** REQUEST **
Where a line below holds the string "this", copy that line.

** Start **

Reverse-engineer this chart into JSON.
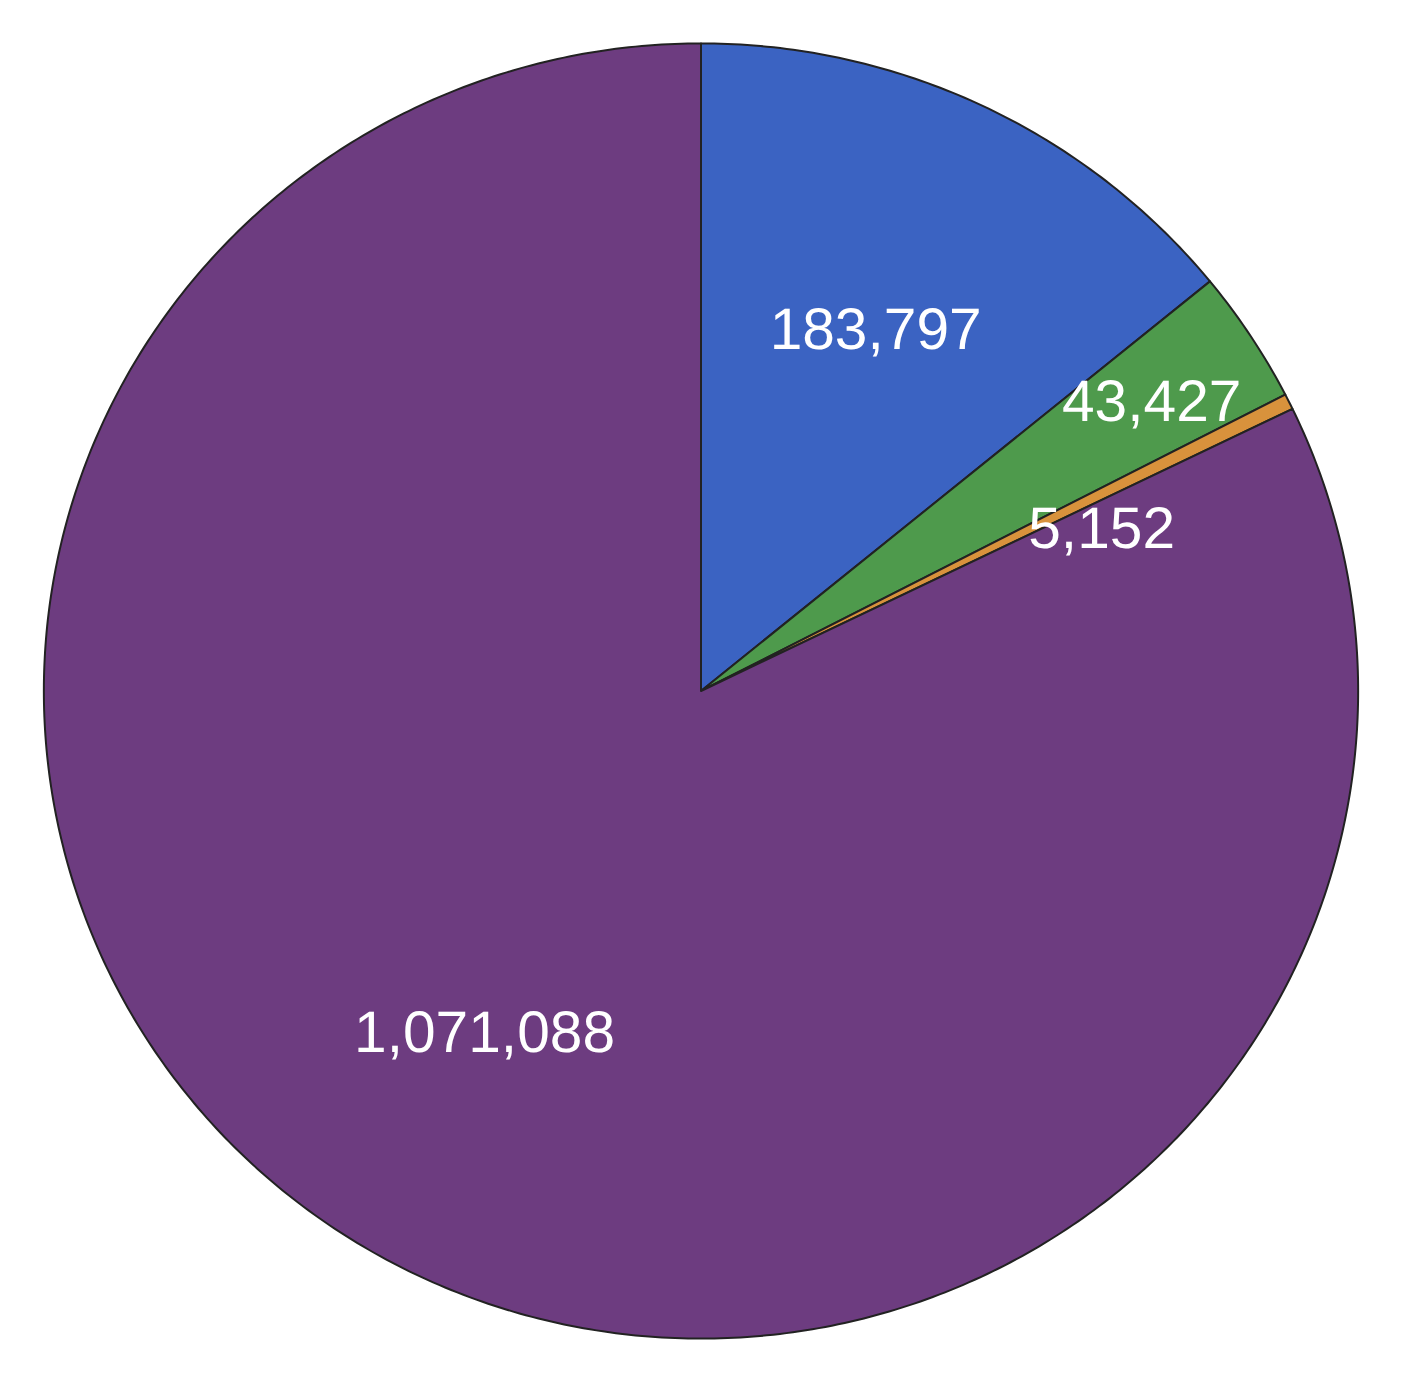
{
  "chart_data": {
    "type": "pie",
    "categories": [
      null,
      null,
      null,
      null
    ],
    "values": [
      183797,
      43427,
      5152,
      1071088
    ],
    "colors": [
      "#3b63c2",
      "#4e9a4c",
      "#d8923c",
      "#6d3c80"
    ],
    "value_labels": [
      "183,797",
      "43,427",
      "5,152",
      "1,071,088"
    ]
  }
}
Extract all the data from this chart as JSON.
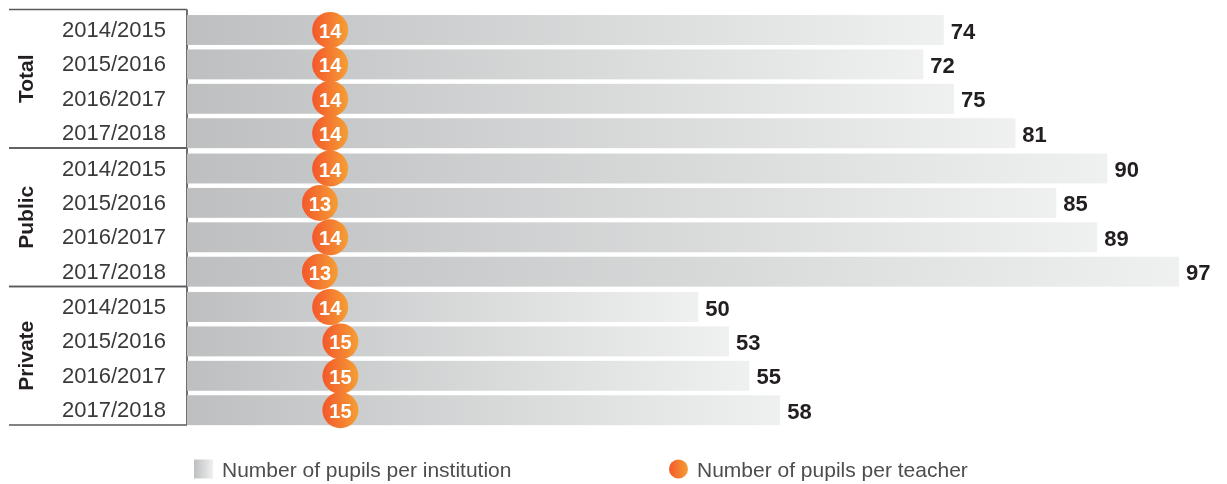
{
  "chart_data": [
    {
      "type": "bar",
      "orientation": "horizontal",
      "ylabel": "Total",
      "categories": [
        "2014/2015",
        "2015/2016",
        "2016/2017",
        "2017/2018"
      ],
      "tick_labels": "y",
      "data_labels": true,
      "marker": "circle",
      "series": [
        {
          "color": "#d6d7d8",
          "values": [
            74,
            72,
            75,
            81
          ]
        },
        {
          "type": "scatter",
          "color": "#f47c30",
          "values": [
            14,
            14,
            14,
            14
          ]
        }
      ]
    },
    {
      "type": "bar",
      "orientation": "horizontal",
      "ylabel": "Public",
      "categories": [
        "2014/2015",
        "2015/2016",
        "2016/2017",
        "2017/2018"
      ],
      "tick_labels": "y",
      "data_labels": true,
      "marker": "circle",
      "series": [
        {
          "color": "#d6d7d8",
          "values": [
            90,
            85,
            89,
            97
          ]
        },
        {
          "type": "scatter",
          "color": "#f47c30",
          "values": [
            14,
            13,
            14,
            13
          ]
        }
      ]
    },
    {
      "type": "bar",
      "orientation": "horizontal",
      "ylabel": "Private",
      "categories": [
        "2014/2015",
        "2015/2016",
        "2016/2017",
        "2017/2018"
      ],
      "tick_labels": "y",
      "data_labels": true,
      "marker": "circle",
      "legend": "bottom",
      "series": [
        {
          "name": "Number of pupils per institution",
          "color": "#d6d7d8",
          "values": [
            50,
            53,
            55,
            58
          ]
        },
        {
          "type": "scatter",
          "name": "Number of pupils per teacher",
          "color": "#f47c30",
          "values": [
            14,
            15,
            15,
            15
          ]
        }
      ]
    }
  ]
}
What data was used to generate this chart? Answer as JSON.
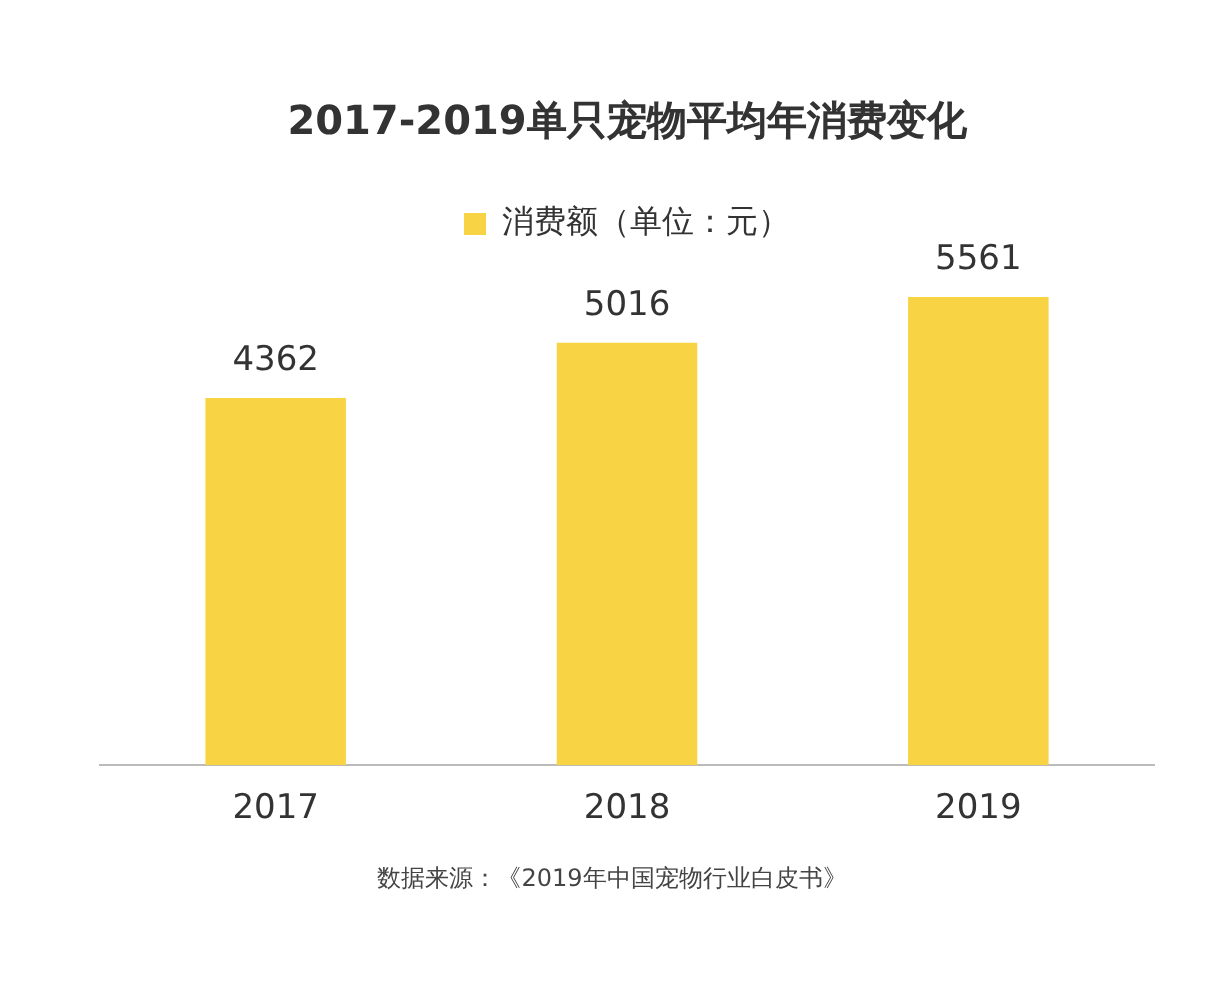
{
  "chart_data": {
    "type": "bar",
    "title": "2017-2019单只宠物平均年消费变化",
    "categories": [
      "2017",
      "2018",
      "2019"
    ],
    "series": [
      {
        "name": "消费额（单位：元）",
        "color": "#f8d444",
        "values": [
          4362,
          5016,
          5561
        ]
      }
    ],
    "data_labels": true,
    "legend": "top",
    "grid": false,
    "annotations": [
      "数据来源：《2019年中国宠物行业白皮书》"
    ]
  }
}
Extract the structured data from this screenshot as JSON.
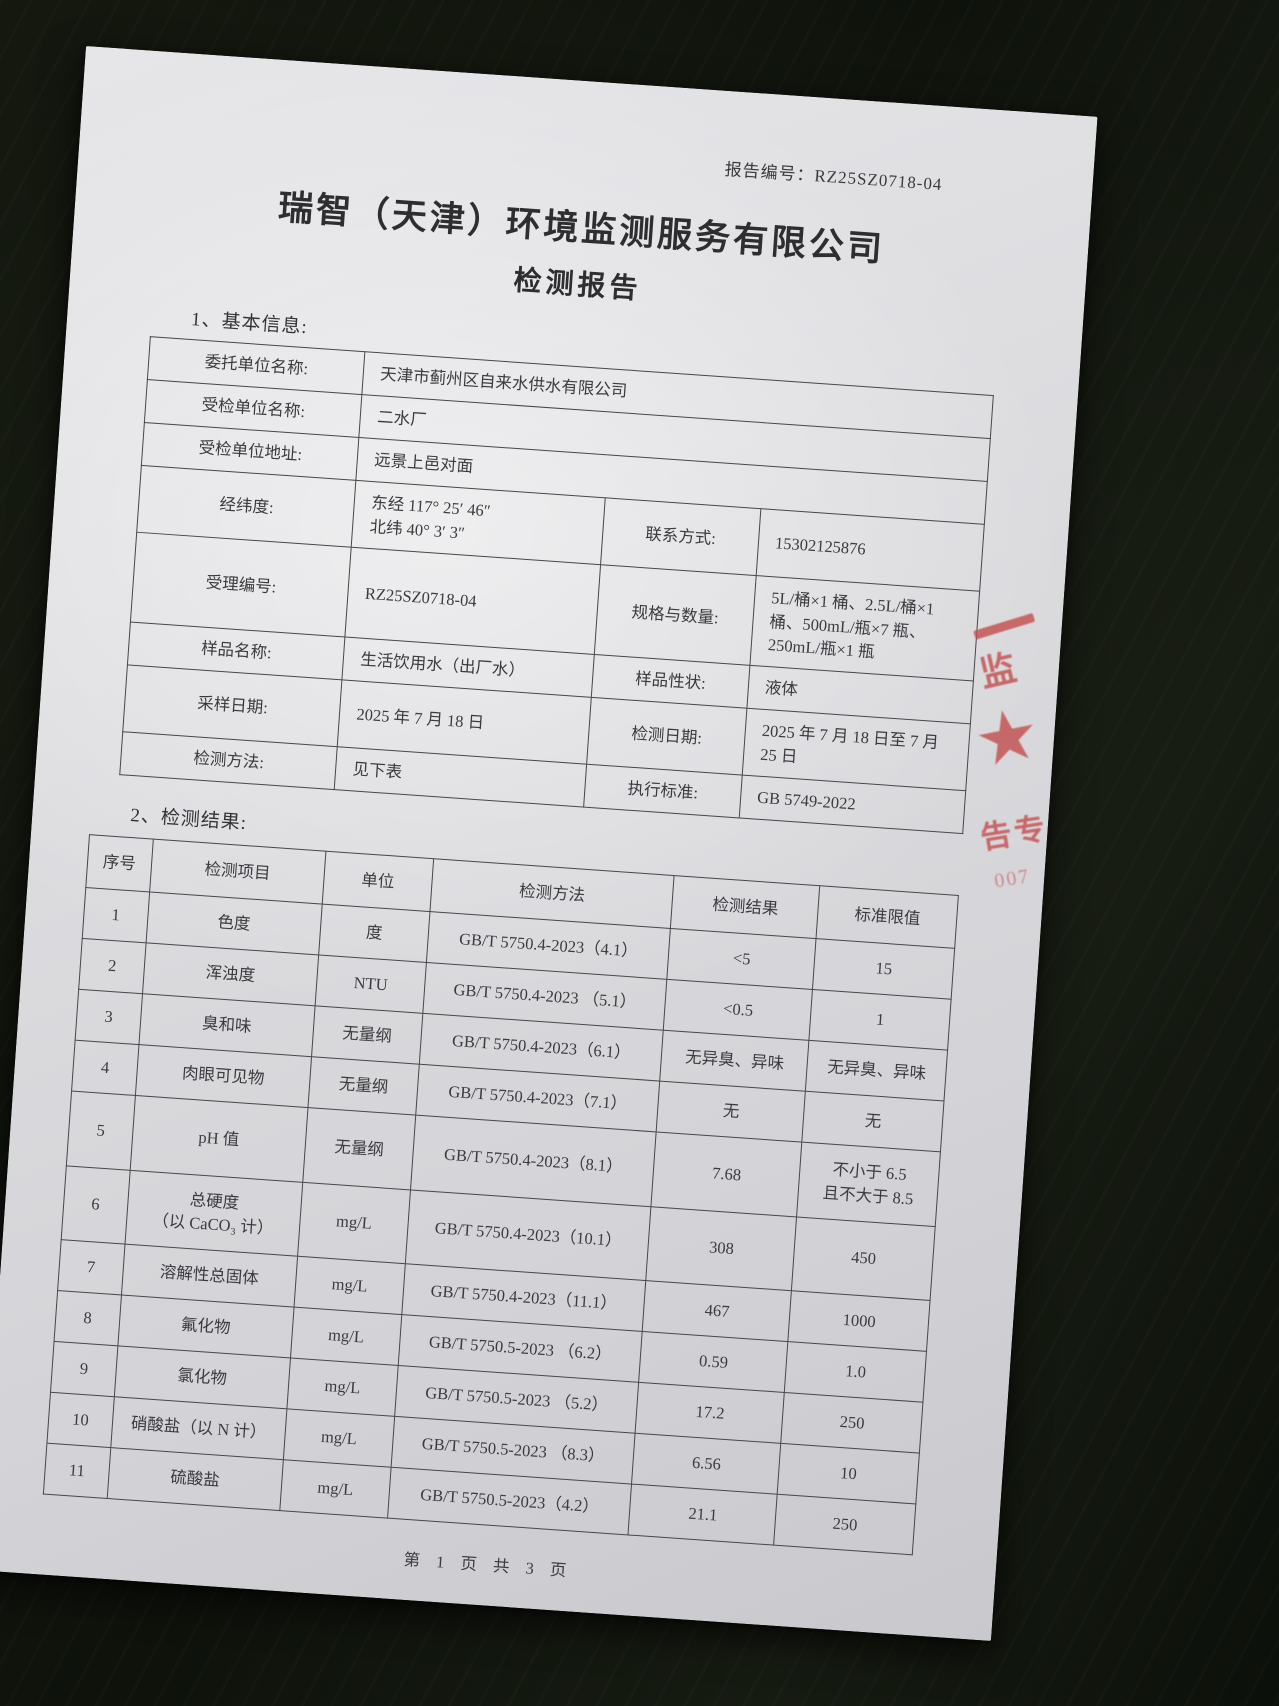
{
  "page": {
    "report_no_label": "报告编号：",
    "report_no": "RZ25SZ0718-04",
    "title": "瑞智（天津）环境监测服务有限公司",
    "subtitle": "检测报告",
    "section1_label": "1、基本信息:",
    "section2_label": "2、检测结果:",
    "footer": "第 1 页 共 3 页"
  },
  "basic_info": {
    "rows": [
      {
        "label": "委托单位名称:",
        "value": "天津市蓟州区自来水供水有限公司"
      },
      {
        "label": "受检单位名称:",
        "value": "二水厂"
      },
      {
        "label": "受检单位地址:",
        "value": "远景上邑对面"
      },
      {
        "label": "经纬度:",
        "value": "东经 117° 25′ 46″\n北纬 40° 3′ 3″",
        "label2": "联系方式:",
        "value2": "15302125876"
      },
      {
        "label": "受理编号:",
        "value": "RZ25SZ0718-04",
        "label2": "规格与数量:",
        "value2": "5L/桶×1 桶、2.5L/桶×1 桶、500mL/瓶×7 瓶、250mL/瓶×1 瓶"
      },
      {
        "label": "样品名称:",
        "value": "生活饮用水（出厂水）",
        "label2": "样品性状:",
        "value2": "液体"
      },
      {
        "label": "采样日期:",
        "value": "2025 年 7 月 18 日",
        "label2": "检测日期:",
        "value2": "2025 年 7 月 18 日至 7 月 25 日"
      },
      {
        "label": "检测方法:",
        "value": "见下表",
        "label2": "执行标准:",
        "value2": "GB 5749-2022"
      }
    ]
  },
  "results": {
    "headers": [
      "序号",
      "检测项目",
      "单位",
      "检测方法",
      "检测结果",
      "标准限值"
    ],
    "rows": [
      [
        "1",
        "色度",
        "度",
        "GB/T 5750.4-2023（4.1）",
        "<5",
        "15"
      ],
      [
        "2",
        "浑浊度",
        "NTU",
        "GB/T 5750.4-2023 （5.1）",
        "<0.5",
        "1"
      ],
      [
        "3",
        "臭和味",
        "无量纲",
        "GB/T 5750.4-2023（6.1）",
        "无异臭、异味",
        "无异臭、异味"
      ],
      [
        "4",
        "肉眼可见物",
        "无量纲",
        "GB/T 5750.4-2023（7.1）",
        "无",
        "无"
      ],
      [
        "5",
        "pH 值",
        "无量纲",
        "GB/T 5750.4-2023（8.1）",
        "7.68",
        "不小于 6.5\n且不大于 8.5"
      ],
      [
        "6",
        "总硬度\n（以 CaCO₃ 计）",
        "mg/L",
        "GB/T 5750.4-2023（10.1）",
        "308",
        "450"
      ],
      [
        "7",
        "溶解性总固体",
        "mg/L",
        "GB/T 5750.4-2023（11.1）",
        "467",
        "1000"
      ],
      [
        "8",
        "氟化物",
        "mg/L",
        "GB/T 5750.5-2023 （6.2）",
        "0.59",
        "1.0"
      ],
      [
        "9",
        "氯化物",
        "mg/L",
        "GB/T 5750.5-2023 （5.2）",
        "17.2",
        "250"
      ],
      [
        "10",
        "硝酸盐（以 N 计）",
        "mg/L",
        "GB/T 5750.5-2023 （8.3）",
        "6.56",
        "10"
      ],
      [
        "11",
        "硫酸盐",
        "mg/L",
        "GB/T 5750.5-2023（4.2）",
        "21.1",
        "250"
      ]
    ]
  },
  "stamp": {
    "top_char": "监",
    "star": "★",
    "bottom_chars": "告专",
    "digits": "007",
    "color": "#c4504f"
  }
}
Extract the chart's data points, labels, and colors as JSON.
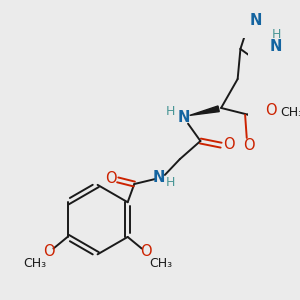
{
  "bg_color": "#ebebeb",
  "bond_color": "#1a1a1a",
  "N_color": "#1464a0",
  "O_color": "#cc2200",
  "NH_color": "#4a9696",
  "figsize": [
    3.0,
    3.0
  ],
  "dpi": 100,
  "xlim": [
    0,
    300
  ],
  "ylim": [
    0,
    300
  ]
}
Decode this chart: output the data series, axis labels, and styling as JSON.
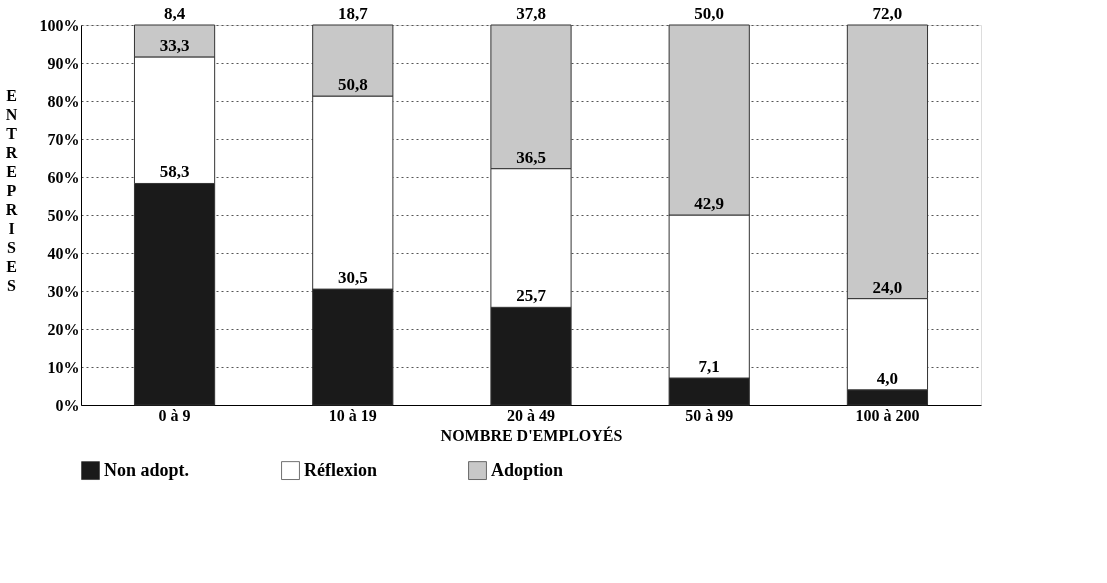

** End **

** REPLY **
Reverse-engineer this chart into JSON.
Extract all the data from this chart as JSON.
What data was used to generate this chart? Answer as JSON.
Extract the structured data from this screenshot as JSON.
Decode this chart: output the data series, axis labels, and styling as JSON.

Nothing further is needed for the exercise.